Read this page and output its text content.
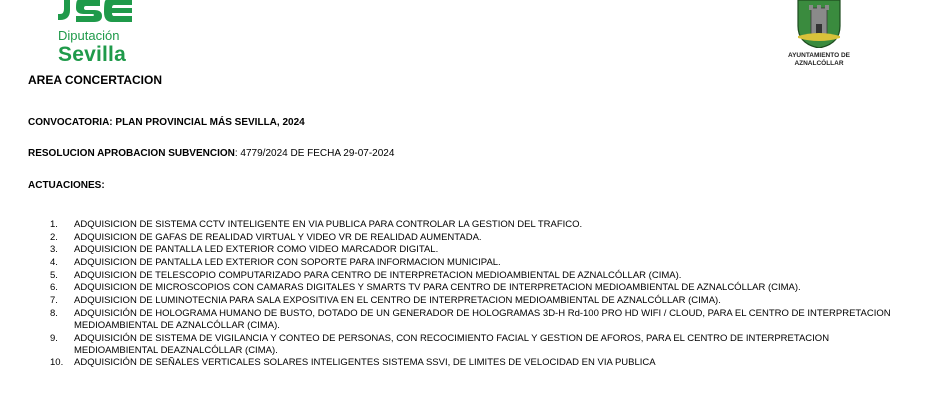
Diputación
Sevilla	AYUNTAMIENTO DE
AZNALCÓLLAR
AREA CONCERTACION
CONVOCATORIA: PLAN PROVINCIAL MÁS SEVILLA, 2024
RESOLUCION APROBACION SUBVENCION: 4779/2024 DE FECHA 29-07-2024
ACTUACIONES:
1. ADQUISICION DE SISTEMA CCTV INTELIGENTE EN VIA PUBLICA PARA CONTROLAR LA GESTION DEL TRAFICO.
2. ADQUISICION DE GAFAS DE REALIDAD VIRTUAL Y VIDEO VR DE REALIDAD AUMENTADA.
3. ADQUISICION DE PANTALLA LED EXTERIOR COMO VIDEO MARCADOR DIGITAL.
4. ADQUISICION DE PANTALLA LED EXTERIOR CON SOPORTE PARA INFORMACION MUNICIPAL.
5. ADQUISICION DE TELESCOPIO COMPUTARIZADO PARA CENTRO DE INTERPRETACION MEDIOAMBIENTAL DE AZNALCÓLLAR (CIMA).
6. ADQUISICION DE MICROSCOPIOS CON CAMARAS DIGITALES Y SMARTS TV PARA CENTRO DE INTERPRETACION MEDIOAMBIENTAL DE AZNALCÓLLAR (CIMA).
7. ADQUISICION DE LUMINOTECNIA PARA SALA EXPOSITIVA EN EL CENTRO DE INTERPRETACION MEDIOAMBIENTAL DE AZNALCÓLLAR (CIMA).
8. ADQUISICIÓN DE HOLOGRAMA HUMANO DE BUSTO, DOTADO DE UN GENERADOR DE HOLOGRAMAS 3D-H Rd-100 PRO HD WIFI / CLOUD, PARA EL CENTRO DE INTERPRETACION MEDIOAMBIENTAL DE AZNALCÓLLAR (CIMA).
9. ADQUISICIÓN DE SISTEMA DE VIGILANCIA Y CONTEO DE PERSONAS, CON RECOCIMIENTO FACIAL Y GESTION DE AFOROS, PARA EL CENTRO DE INTERPRETACION MEDIOAMBIENTAL DEAZNALCÓLLAR (CIMA).
10. ADQUISICIÓN DE SEÑALES VERTICALES SOLARES INTELIGENTES SISTEMA SSVI, DE LIMITES DE VELOCIDAD EN VIA PUBLICA
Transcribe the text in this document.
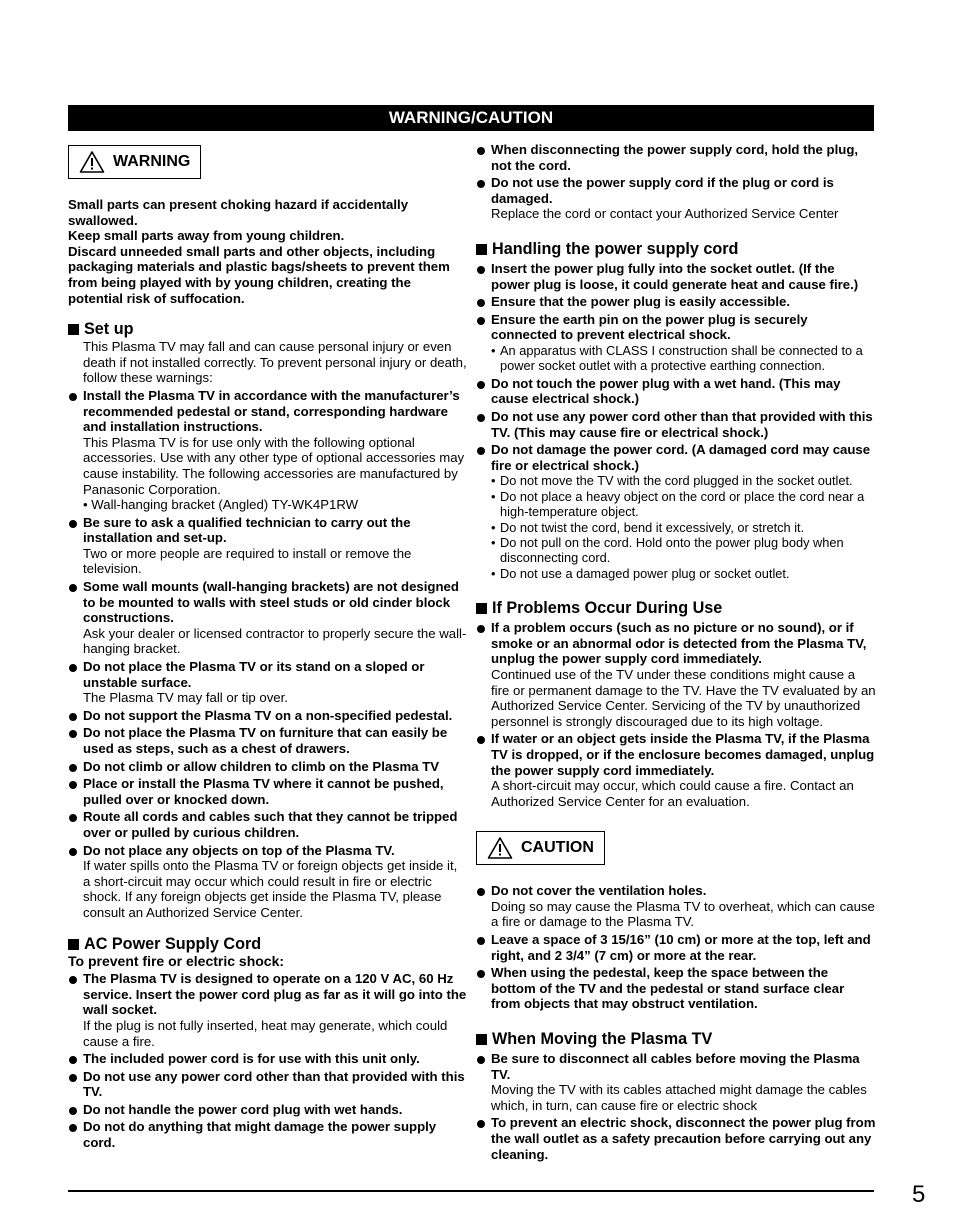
WARNING/CAUTION
WARNING
Small parts can present choking hazard if accidentally swallowed.
Keep small parts away from young children.
Discard unneeded small parts and other objects, including packaging materials and plastic bags/sheets to prevent them from being played with by young children, creating the potential risk of suffocation.
Set up
This Plasma TV may fall and can cause personal injury or even death if not installed correctly. To prevent personal injury or death, follow these warnings:
Install the Plasma TV in accordance with the manufacturer’s recommended pedestal or stand, corresponding hardware and installation instructions.
This Plasma TV is for use only with the following optional accessories. Use with any other type of optional accessories may cause instability. The following accessories are manufactured by Panasonic Corporation.
• Wall-hanging bracket (Angled) TY-WK4P1RW
Be sure to ask a qualified technician to carry out the installation and set-up.
Two or more people are required to install or remove the television.
Some wall mounts (wall-hanging brackets) are not designed to be mounted to walls with steel studs or old cinder block constructions.
Ask your dealer or licensed contractor to properly secure the wall-hanging bracket.
Do not place the Plasma TV or its stand on a sloped or unstable surface.
The Plasma TV may fall or tip over.
Do not support the Plasma TV on a non-specified pedestal.
Do not place the Plasma TV on furniture that can easily be used as steps, such as a chest of drawers.
Do not climb or allow children to climb on the Plasma TV
Place or install the Plasma TV where it cannot be pushed, pulled over or knocked down.
Route all cords and cables such that they cannot be tripped over or pulled by curious children.
Do not place any objects on top of the Plasma TV.
If water spills onto the Plasma TV or foreign objects get inside it, a short-circuit may occur which could result in fire or electric shock. If any foreign objects get inside the Plasma TV, please consult an Authorized Service Center.
AC Power Supply Cord
To prevent fire or electric shock:
The Plasma TV is designed to operate on a 120 V AC, 60 Hz service. Insert the power cord plug as far as it will go into the wall socket.
If the plug is not fully inserted, heat may generate, which could cause a fire.
The included power cord is for use with this unit only.
Do not use any power cord other than that provided with this TV.
Do not handle the power cord plug with wet hands.
Do not do anything that might damage the power supply cord.
When disconnecting the power supply cord, hold the plug, not the cord.
Do not use the power supply cord if the plug or cord is damaged.
Replace the cord or contact your Authorized Service Center
Handling the power supply cord
Insert the power plug fully into the socket outlet. (If the power plug is loose, it could generate heat and cause fire.)
Ensure that the power plug is easily accessible.
Ensure the earth pin on the power plug is securely connected to prevent electrical shock.
• An apparatus with CLASS I construction shall be connected to a power socket outlet with a protective earthing connection.
Do not touch the power plug with a wet hand. (This may cause electrical shock.)
Do not use any power cord other than that provided with this TV. (This may cause fire or electrical shock.)
Do not damage the power cord. (A damaged cord may cause fire or electrical shock.)
• Do not move the TV with the cord plugged in the socket outlet.
• Do not place a heavy object on the cord or place the cord near a high-temperature object.
• Do not twist the cord, bend it excessively, or stretch it.
• Do not pull on the cord. Hold onto the power plug body when disconnecting cord.
• Do not use a damaged power plug or socket outlet.
If Problems Occur During Use
If a problem occurs (such as no picture or no sound), or if smoke or an abnormal odor is detected from the Plasma TV, unplug the power supply cord immediately.
Continued use of the TV under these conditions might cause a fire or permanent damage to the TV. Have the TV evaluated by an Authorized Service Center. Servicing of the TV by unauthorized personnel is strongly discouraged due to its high voltage.
If water or an object gets inside the Plasma TV, if the Plasma TV is dropped, or if the enclosure becomes damaged, unplug the power supply cord immediately.
A short-circuit may occur, which could cause a fire. Contact an Authorized Service Center for an evaluation.
CAUTION
Do not cover the ventilation holes.
Doing so may cause the Plasma TV to overheat, which can cause a fire or damage to the Plasma TV.
Leave a space of 3 15/16” (10 cm) or more at the top, left and right, and 2 3/4” (7 cm) or more at the rear.
When using the pedestal, keep the space between the bottom of the TV and the pedestal or stand surface clear from objects that may obstruct ventilation.
When Moving the Plasma TV
Be sure to disconnect all cables before moving the Plasma TV.
Moving the TV with its cables attached might damage the cables which, in turn, can cause fire or electric shock
To prevent an electric shock, disconnect the power plug from the wall outlet as a safety precaution before carrying out any cleaning.
5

→ **Your goal**:
Omit the pictures, then output the rest of the listing exactly.

→ **Exercise solution**:
Read this page and output its text content.
Diputación
Sevilla	AYUNTAMIENTO DE
AZNALCÓLLAR
AREA CONCERTACION
CONVOCATORIA: PLAN PROVINCIAL MÁS SEVILLA, 2024
RESOLUCION APROBACION SUBVENCION: 4779/2024 DE FECHA 29-07-2024
ACTUACIONES:
1. ADQUISICION DE SISTEMA CCTV INTELIGENTE EN VIA PUBLICA PARA CONTROLAR LA GESTION DEL TRAFICO.
2. ADQUISICION DE GAFAS DE REALIDAD VIRTUAL Y VIDEO VR DE REALIDAD AUMENTADA.
3. ADQUISICION DE PANTALLA LED EXTERIOR COMO VIDEO MARCADOR DIGITAL.
4. ADQUISICION DE PANTALLA LED EXTERIOR CON SOPORTE PARA INFORMACION MUNICIPAL.
5. ADQUISICION DE TELESCOPIO COMPUTARIZADO PARA CENTRO DE INTERPRETACION MEDIOAMBIENTAL DE AZNALCÓLLAR (CIMA).
6. ADQUISICION DE MICROSCOPIOS CON CAMARAS DIGITALES Y SMARTS TV PARA CENTRO DE INTERPRETACION MEDIOAMBIENTAL DE AZNALCÓLLAR (CIMA).
7. ADQUISICION DE LUMINOTECNIA PARA SALA EXPOSITIVA EN EL CENTRO DE INTERPRETACION MEDIOAMBIENTAL DE AZNALCÓLLAR (CIMA).
8. ADQUISICIÓN DE HOLOGRAMA HUMANO DE BUSTO, DOTADO DE UN GENERADOR DE HOLOGRAMAS 3D-H Rd-100 PRO HD WIFI / CLOUD, PARA EL CENTRO DE INTERPRETACION MEDIOAMBIENTAL DE AZNALCÓLLAR (CIMA).
9. ADQUISICIÓN DE SISTEMA DE VIGILANCIA Y CONTEO DE PERSONAS, CON RECOCIMIENTO FACIAL Y GESTION DE AFOROS, PARA EL CENTRO DE INTERPRETACION MEDIOAMBIENTAL DEAZNALCÓLLAR (CIMA).
10. ADQUISICIÓN DE SEÑALES VERTICALES SOLARES INTELIGENTES SISTEMA SSVI, DE LIMITES DE VELOCIDAD EN VIA PUBLICA
Transcribe the text in this document.
WARNING/CAUTION
WARNING
Small parts can present choking hazard if accidentally swallowed.
Keep small parts away from young children.
Discard unneeded small parts and other objects, including packaging materials and plastic bags/sheets to prevent them from being played with by young children, creating the potential risk of suffocation.
Set up
This Plasma TV may fall and can cause personal injury or even death if not installed correctly. To prevent personal injury or death, follow these warnings:
Install the Plasma TV in accordance with the manufacturer’s recommended pedestal or stand, corresponding hardware and installation instructions.
This Plasma TV is for use only with the following optional accessories. Use with any other type of optional accessories may cause instability. The following accessories are manufactured by Panasonic Corporation.
• Wall-hanging bracket (Angled) TY-WK4P1RW
Be sure to ask a qualified technician to carry out the installation and set-up.
Two or more people are required to install or remove the television.
Some wall mounts (wall-hanging brackets) are not designed to be mounted to walls with steel studs or old cinder block constructions.
Ask your dealer or licensed contractor to properly secure the wall-hanging bracket.
Do not place the Plasma TV or its stand on a sloped or unstable surface.
The Plasma TV may fall or tip over.
Do not support the Plasma TV on a non-specified pedestal.
Do not place the Plasma TV on furniture that can easily be used as steps, such as a chest of drawers.
Do not climb or allow children to climb on the Plasma TV
Place or install the Plasma TV where it cannot be pushed, pulled over or knocked down.
Route all cords and cables such that they cannot be tripped over or pulled by curious children.
Do not place any objects on top of the Plasma TV.
If water spills onto the Plasma TV or foreign objects get inside it, a short-circuit may occur which could result in fire or electric shock. If any foreign objects get inside the Plasma TV, please consult an Authorized Service Center.
AC Power Supply Cord
To prevent fire or electric shock:
The Plasma TV is designed to operate on a 120 V AC, 60 Hz service. Insert the power cord plug as far as it will go into the wall socket.
If the plug is not fully inserted, heat may generate, which could cause a fire.
The included power cord is for use with this unit only.
Do not use any power cord other than that provided with this TV.
Do not handle the power cord plug with wet hands.
Do not do anything that might damage the power supply cord.
When disconnecting the power supply cord, hold the plug, not the cord.
Do not use the power supply cord if the plug or cord is damaged.
Replace the cord or contact your Authorized Service Center
Handling the power supply cord
Insert the power plug fully into the socket outlet. (If the power plug is loose, it could generate heat and cause fire.)
Ensure that the power plug is easily accessible.
Ensure the earth pin on the power plug is securely connected to prevent electrical shock.
• An apparatus with CLASS I construction shall be connected to a power socket outlet with a protective earthing connection.
Do not touch the power plug with a wet hand. (This may cause electrical shock.)
Do not use any power cord other than that provided with this TV. (This may cause fire or electrical shock.)
Do not damage the power cord. (A damaged cord may cause fire or electrical shock.)
• Do not move the TV with the cord plugged in the socket outlet.
• Do not place a heavy object on the cord or place the cord near a high-temperature object.
• Do not twist the cord, bend it excessively, or stretch it.
• Do not pull on the cord. Hold onto the power plug body when disconnecting cord.
• Do not use a damaged power plug or socket outlet.
If Problems Occur During Use
If a problem occurs (such as no picture or no sound), or if smoke or an abnormal odor is detected from the Plasma TV, unplug the power supply cord immediately.
Continued use of the TV under these conditions might cause a fire or permanent damage to the TV. Have the TV evaluated by an Authorized Service Center. Servicing of the TV by unauthorized personnel is strongly discouraged due to its high voltage.
If water or an object gets inside the Plasma TV, if the Plasma TV is dropped, or if the enclosure becomes damaged, unplug the power supply cord immediately.
A short-circuit may occur, which could cause a fire. Contact an Authorized Service Center for an evaluation.
CAUTION
Do not cover the ventilation holes.
Doing so may cause the Plasma TV to overheat, which can cause a fire or damage to the Plasma TV.
Leave a space of 3 15/16” (10 cm) or more at the top, left and right, and 2 3/4” (7 cm) or more at the rear.
When using the pedestal, keep the space between the bottom of the TV and the pedestal or stand surface clear from objects that may obstruct ventilation.
When Moving the Plasma TV
Be sure to disconnect all cables before moving the Plasma TV.
Moving the TV with its cables attached might damage the cables which, in turn, can cause fire or electric shock
To prevent an electric shock, disconnect the power plug from the wall outlet as a safety precaution before carrying out any cleaning.
5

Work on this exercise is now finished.